◆ **What is required**:
Copy all entries without alteration and skip the pictures they hold.

◆ **Supplied data**:
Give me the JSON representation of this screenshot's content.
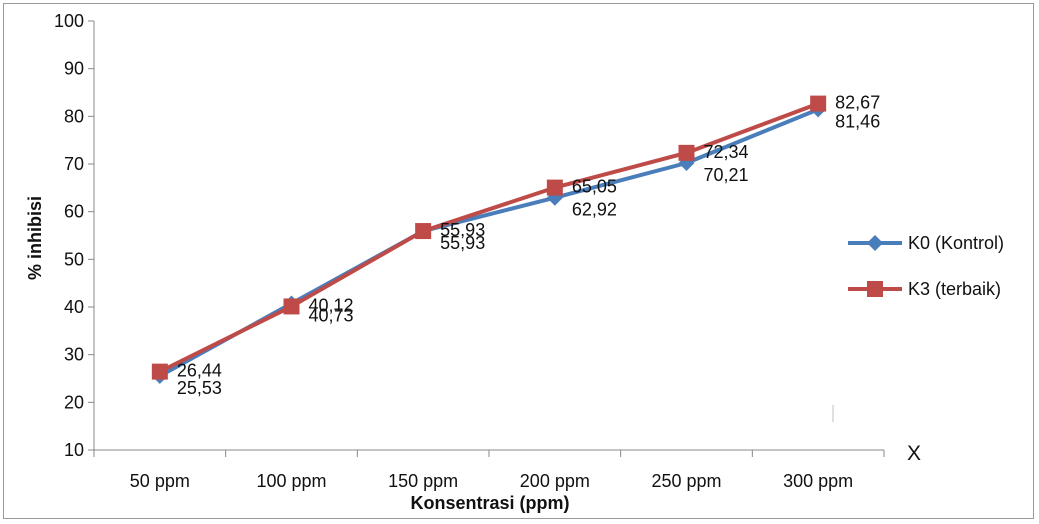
{
  "chart_data": {
    "type": "line",
    "title": "",
    "xlabel": "Konsentrasi (ppm)",
    "ylabel": "% inhibisi",
    "ylim": [
      10,
      100
    ],
    "yticks": [
      10,
      20,
      30,
      40,
      50,
      60,
      70,
      80,
      90,
      100
    ],
    "categories": [
      "50 ppm",
      "100 ppm",
      "150 ppm",
      "200 ppm",
      "250 ppm",
      "300 ppm"
    ],
    "grid": false,
    "legend_position": "right",
    "series": [
      {
        "name": "K0 (Kontrol)",
        "color": "#4a7ebb",
        "marker": "diamond",
        "values": [
          25.53,
          40.73,
          55.93,
          62.92,
          70.21,
          81.46
        ],
        "labels": [
          "25,53",
          "40,73",
          "55,93",
          "62,92",
          "70,21",
          "81,46"
        ]
      },
      {
        "name": "K3 (terbaik)",
        "color": "#be4b48",
        "marker": "square",
        "values": [
          26.44,
          40.12,
          55.93,
          65.05,
          72.34,
          82.67
        ],
        "labels": [
          "26,44",
          "40,12",
          "55,93",
          "65,05",
          "72,34",
          "82,67"
        ]
      }
    ],
    "annotation": "X"
  }
}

◆ **Exercise solution**:
Give me the JSON representation of this screenshot's content.
{
  "chart_data": {
    "type": "line",
    "title": "",
    "xlabel": "Konsentrasi (ppm)",
    "ylabel": "% inhibisi",
    "ylim": [
      10,
      100
    ],
    "yticks": [
      10,
      20,
      30,
      40,
      50,
      60,
      70,
      80,
      90,
      100
    ],
    "categories": [
      "50 ppm",
      "100 ppm",
      "150 ppm",
      "200 ppm",
      "250 ppm",
      "300 ppm"
    ],
    "grid": false,
    "legend_position": "right",
    "series": [
      {
        "name": "K0 (Kontrol)",
        "color": "#4a7ebb",
        "marker": "diamond",
        "values": [
          25.53,
          40.73,
          55.93,
          62.92,
          70.21,
          81.46
        ],
        "labels": [
          "25,53",
          "40,73",
          "55,93",
          "62,92",
          "70,21",
          "81,46"
        ]
      },
      {
        "name": "K3 (terbaik)",
        "color": "#be4b48",
        "marker": "square",
        "values": [
          26.44,
          40.12,
          55.93,
          65.05,
          72.34,
          82.67
        ],
        "labels": [
          "26,44",
          "40,12",
          "55,93",
          "65,05",
          "72,34",
          "82,67"
        ]
      }
    ],
    "annotation": "X"
  }
}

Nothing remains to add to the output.